### Task objective
Copy all lines that contain the word "escrito".

### Provided entries
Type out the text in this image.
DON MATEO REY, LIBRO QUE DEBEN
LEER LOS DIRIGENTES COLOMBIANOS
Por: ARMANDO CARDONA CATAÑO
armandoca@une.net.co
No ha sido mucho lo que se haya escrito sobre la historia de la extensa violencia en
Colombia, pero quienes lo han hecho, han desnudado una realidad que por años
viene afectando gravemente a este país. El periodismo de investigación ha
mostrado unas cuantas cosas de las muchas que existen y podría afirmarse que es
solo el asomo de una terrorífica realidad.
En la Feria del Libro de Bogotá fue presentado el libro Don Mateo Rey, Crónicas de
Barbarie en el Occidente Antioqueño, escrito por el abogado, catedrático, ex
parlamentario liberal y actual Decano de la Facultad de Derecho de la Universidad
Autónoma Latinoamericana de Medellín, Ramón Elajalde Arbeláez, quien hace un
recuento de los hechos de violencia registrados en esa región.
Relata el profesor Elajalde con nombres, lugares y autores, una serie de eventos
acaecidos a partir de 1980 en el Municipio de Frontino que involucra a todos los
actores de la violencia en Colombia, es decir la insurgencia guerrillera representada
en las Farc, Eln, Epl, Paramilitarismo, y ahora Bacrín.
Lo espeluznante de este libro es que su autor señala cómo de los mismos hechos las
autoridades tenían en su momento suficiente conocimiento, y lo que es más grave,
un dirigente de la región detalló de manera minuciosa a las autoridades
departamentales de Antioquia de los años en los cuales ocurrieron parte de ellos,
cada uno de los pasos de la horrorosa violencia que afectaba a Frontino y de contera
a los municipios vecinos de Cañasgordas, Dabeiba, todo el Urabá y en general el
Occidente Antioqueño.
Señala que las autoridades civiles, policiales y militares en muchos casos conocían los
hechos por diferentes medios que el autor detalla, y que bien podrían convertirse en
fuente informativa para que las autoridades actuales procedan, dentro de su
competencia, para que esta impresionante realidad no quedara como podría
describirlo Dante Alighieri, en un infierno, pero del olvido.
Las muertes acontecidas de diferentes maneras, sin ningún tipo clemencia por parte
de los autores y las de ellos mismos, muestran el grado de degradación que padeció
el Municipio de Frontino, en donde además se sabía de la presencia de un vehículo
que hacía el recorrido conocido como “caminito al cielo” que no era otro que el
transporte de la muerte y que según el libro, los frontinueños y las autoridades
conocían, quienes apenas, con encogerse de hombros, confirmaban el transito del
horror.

### Task response
No ha sido mucho lo que se haya escrito sobre la historia de la extensa violencia en
Barbarie en el Occidente Antioqueño, escrito por el abogado, catedrático, ex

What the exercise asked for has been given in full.